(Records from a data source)
* * * * * * * * *

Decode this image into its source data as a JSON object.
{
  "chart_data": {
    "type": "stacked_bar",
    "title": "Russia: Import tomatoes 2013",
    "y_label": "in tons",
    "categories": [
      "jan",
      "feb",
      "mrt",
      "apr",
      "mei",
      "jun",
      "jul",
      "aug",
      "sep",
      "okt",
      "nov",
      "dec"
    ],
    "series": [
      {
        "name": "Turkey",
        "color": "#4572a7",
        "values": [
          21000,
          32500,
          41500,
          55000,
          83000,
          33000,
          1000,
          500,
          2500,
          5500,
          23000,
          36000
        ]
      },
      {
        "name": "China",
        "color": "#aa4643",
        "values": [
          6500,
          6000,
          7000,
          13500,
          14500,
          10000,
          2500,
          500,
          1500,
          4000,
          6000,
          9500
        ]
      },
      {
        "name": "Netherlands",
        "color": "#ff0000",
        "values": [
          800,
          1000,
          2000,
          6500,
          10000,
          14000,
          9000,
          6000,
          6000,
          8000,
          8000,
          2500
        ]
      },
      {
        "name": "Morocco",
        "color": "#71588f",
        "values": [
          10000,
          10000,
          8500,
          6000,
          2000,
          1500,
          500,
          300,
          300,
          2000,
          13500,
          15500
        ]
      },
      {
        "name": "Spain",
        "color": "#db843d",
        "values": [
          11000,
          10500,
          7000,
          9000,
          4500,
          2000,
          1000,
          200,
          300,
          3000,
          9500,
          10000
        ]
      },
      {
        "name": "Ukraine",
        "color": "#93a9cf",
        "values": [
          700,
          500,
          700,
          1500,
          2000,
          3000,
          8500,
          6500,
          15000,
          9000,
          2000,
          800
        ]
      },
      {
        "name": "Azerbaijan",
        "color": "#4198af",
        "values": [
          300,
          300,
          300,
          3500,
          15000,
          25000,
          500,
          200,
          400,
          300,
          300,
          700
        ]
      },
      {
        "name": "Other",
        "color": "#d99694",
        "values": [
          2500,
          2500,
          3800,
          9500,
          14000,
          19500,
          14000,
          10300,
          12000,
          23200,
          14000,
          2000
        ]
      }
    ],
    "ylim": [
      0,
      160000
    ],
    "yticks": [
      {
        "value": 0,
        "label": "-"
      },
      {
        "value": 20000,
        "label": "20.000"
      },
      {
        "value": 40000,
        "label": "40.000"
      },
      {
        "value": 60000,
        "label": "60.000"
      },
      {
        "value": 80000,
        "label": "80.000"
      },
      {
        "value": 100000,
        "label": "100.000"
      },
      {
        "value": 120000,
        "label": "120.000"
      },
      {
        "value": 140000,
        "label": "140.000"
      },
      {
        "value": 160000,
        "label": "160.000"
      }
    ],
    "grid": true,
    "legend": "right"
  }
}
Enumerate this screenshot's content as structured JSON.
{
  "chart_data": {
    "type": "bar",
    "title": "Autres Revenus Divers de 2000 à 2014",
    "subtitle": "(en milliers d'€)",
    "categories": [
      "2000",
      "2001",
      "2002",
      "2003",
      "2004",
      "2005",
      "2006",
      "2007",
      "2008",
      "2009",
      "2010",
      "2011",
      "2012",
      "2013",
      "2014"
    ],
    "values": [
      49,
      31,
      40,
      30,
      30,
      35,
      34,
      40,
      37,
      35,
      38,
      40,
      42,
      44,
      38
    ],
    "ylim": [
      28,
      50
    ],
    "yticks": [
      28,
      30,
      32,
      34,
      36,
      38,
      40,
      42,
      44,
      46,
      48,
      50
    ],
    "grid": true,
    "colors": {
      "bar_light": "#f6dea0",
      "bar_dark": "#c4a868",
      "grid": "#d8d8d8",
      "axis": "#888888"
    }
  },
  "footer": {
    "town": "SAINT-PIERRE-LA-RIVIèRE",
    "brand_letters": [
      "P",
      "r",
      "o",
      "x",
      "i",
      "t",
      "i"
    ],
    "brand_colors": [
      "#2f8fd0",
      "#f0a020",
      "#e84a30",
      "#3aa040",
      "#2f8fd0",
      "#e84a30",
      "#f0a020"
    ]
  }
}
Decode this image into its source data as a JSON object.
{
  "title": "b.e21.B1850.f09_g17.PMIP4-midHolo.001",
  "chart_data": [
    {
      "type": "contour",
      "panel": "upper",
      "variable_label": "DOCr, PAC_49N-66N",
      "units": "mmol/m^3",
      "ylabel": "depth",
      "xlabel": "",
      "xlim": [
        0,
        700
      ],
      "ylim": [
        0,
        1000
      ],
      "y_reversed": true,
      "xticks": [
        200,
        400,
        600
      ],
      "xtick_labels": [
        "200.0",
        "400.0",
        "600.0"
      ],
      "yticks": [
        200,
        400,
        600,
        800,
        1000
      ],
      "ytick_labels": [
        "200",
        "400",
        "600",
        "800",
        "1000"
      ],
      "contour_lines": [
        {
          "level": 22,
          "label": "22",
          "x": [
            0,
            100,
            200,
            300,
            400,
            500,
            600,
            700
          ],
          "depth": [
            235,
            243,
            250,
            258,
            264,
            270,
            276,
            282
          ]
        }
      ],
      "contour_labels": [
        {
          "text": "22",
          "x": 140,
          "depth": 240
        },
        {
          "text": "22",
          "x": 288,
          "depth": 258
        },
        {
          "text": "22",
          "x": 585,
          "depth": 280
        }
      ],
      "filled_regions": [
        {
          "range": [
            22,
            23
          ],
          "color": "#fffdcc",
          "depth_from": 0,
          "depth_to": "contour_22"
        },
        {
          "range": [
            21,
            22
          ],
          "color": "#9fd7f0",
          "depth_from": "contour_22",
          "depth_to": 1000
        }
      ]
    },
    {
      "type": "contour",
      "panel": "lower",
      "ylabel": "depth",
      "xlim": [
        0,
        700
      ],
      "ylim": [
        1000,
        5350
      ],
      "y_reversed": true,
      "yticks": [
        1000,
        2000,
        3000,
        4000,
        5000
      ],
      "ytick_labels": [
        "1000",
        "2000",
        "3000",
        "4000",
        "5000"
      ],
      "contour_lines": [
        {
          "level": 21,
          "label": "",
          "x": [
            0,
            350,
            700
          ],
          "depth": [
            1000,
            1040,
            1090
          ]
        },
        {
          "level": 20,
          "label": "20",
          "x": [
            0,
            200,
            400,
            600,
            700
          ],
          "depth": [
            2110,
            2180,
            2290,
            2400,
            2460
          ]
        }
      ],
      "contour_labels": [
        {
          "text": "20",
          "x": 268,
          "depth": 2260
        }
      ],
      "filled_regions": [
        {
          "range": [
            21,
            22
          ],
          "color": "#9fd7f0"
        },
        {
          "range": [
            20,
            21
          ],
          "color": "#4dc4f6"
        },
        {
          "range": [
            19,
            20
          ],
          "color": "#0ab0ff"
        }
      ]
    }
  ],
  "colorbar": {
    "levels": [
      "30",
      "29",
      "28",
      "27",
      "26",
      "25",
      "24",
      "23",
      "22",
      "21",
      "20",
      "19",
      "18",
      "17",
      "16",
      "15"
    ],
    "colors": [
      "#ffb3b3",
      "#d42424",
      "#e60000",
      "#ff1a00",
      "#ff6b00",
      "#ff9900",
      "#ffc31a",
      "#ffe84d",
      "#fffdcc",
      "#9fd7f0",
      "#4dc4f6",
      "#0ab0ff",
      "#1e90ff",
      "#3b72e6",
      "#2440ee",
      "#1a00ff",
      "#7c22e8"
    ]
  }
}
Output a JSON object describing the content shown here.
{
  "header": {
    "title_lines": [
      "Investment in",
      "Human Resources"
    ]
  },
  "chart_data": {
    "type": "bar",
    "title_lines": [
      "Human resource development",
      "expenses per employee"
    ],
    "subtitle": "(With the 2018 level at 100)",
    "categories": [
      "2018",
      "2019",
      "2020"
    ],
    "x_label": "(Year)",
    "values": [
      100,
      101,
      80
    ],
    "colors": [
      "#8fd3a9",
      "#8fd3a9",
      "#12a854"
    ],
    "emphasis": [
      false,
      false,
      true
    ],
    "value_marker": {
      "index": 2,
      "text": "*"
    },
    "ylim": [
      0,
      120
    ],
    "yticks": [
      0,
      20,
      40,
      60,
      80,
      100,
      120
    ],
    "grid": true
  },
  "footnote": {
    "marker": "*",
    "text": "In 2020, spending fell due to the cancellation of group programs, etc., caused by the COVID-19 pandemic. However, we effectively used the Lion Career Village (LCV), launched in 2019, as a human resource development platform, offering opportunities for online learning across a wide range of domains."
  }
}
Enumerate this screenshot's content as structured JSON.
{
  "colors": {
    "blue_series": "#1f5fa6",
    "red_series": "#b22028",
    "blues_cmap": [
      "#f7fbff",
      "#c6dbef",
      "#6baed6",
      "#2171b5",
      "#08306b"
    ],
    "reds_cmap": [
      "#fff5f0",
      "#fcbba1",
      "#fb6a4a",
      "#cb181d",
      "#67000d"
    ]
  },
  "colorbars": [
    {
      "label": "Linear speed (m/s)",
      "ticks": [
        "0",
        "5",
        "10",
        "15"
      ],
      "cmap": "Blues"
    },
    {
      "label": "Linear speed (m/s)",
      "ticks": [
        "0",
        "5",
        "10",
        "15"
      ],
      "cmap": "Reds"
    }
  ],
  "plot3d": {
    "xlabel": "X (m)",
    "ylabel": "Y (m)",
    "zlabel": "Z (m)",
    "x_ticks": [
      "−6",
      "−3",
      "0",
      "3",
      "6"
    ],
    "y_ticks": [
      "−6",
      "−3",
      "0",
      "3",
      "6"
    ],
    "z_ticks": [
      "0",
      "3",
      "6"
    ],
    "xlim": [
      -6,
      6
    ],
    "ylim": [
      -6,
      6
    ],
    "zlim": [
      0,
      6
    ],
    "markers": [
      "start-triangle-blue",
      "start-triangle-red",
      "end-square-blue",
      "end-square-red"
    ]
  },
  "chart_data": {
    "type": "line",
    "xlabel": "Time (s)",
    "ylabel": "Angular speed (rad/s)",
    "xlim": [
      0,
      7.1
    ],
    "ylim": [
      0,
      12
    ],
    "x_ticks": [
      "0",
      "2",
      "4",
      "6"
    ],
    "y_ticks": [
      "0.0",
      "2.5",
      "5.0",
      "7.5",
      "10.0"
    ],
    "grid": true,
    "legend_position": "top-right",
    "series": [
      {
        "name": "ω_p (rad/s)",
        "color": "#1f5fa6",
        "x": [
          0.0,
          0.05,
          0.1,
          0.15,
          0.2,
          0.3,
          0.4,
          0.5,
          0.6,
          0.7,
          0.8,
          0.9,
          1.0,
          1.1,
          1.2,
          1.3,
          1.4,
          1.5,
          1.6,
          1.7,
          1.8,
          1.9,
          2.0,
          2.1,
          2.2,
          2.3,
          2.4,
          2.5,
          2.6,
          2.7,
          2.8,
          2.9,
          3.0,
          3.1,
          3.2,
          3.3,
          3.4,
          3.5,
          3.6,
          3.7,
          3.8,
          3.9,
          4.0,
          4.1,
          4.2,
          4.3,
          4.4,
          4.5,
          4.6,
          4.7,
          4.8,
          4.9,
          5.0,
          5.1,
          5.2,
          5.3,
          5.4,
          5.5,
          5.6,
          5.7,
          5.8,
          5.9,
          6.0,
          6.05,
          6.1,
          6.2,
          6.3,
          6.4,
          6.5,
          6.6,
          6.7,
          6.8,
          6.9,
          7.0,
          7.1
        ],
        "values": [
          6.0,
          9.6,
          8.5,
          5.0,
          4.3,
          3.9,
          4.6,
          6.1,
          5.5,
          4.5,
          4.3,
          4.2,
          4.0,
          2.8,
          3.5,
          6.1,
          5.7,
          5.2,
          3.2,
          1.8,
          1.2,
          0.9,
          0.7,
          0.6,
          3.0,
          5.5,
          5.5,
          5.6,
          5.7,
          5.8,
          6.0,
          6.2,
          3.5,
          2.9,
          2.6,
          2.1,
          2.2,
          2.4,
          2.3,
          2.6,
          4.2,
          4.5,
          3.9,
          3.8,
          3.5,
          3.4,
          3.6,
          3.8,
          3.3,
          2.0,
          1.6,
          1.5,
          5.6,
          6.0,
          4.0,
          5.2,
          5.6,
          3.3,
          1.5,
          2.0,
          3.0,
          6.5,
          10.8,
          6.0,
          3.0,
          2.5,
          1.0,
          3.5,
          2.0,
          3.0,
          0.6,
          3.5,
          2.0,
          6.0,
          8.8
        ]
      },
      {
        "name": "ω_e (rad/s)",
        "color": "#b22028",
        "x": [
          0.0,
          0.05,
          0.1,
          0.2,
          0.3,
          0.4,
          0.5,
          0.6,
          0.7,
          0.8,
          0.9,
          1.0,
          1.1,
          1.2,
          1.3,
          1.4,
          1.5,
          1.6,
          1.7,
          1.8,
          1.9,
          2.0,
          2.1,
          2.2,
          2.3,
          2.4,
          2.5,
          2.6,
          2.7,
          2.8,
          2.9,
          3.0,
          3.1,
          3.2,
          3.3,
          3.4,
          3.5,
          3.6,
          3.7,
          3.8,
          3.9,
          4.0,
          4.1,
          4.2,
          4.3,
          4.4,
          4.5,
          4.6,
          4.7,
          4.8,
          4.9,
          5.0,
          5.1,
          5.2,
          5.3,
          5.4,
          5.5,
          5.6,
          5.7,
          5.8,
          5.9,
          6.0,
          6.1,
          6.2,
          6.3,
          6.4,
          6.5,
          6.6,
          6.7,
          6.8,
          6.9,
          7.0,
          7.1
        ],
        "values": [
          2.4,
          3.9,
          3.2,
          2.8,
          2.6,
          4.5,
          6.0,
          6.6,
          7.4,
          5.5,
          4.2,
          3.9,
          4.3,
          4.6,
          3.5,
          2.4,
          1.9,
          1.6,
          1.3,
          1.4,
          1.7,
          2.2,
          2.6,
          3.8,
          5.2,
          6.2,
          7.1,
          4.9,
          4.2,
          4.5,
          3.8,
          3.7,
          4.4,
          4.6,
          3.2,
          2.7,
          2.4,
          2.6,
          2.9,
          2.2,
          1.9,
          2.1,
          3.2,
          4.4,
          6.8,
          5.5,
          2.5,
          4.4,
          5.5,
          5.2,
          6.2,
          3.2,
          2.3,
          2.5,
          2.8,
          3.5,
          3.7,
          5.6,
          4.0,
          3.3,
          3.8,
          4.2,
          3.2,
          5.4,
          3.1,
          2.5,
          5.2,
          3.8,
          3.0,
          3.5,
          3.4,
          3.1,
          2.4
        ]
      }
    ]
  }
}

* * * * * * * * *

## Written exercise
Find the word "subtitle" in the entries, and copy every line it shows up in.

## Output below
    "subtitle": "(en milliers d'€)",
    "subtitle": "(With the 2018 level at 100)",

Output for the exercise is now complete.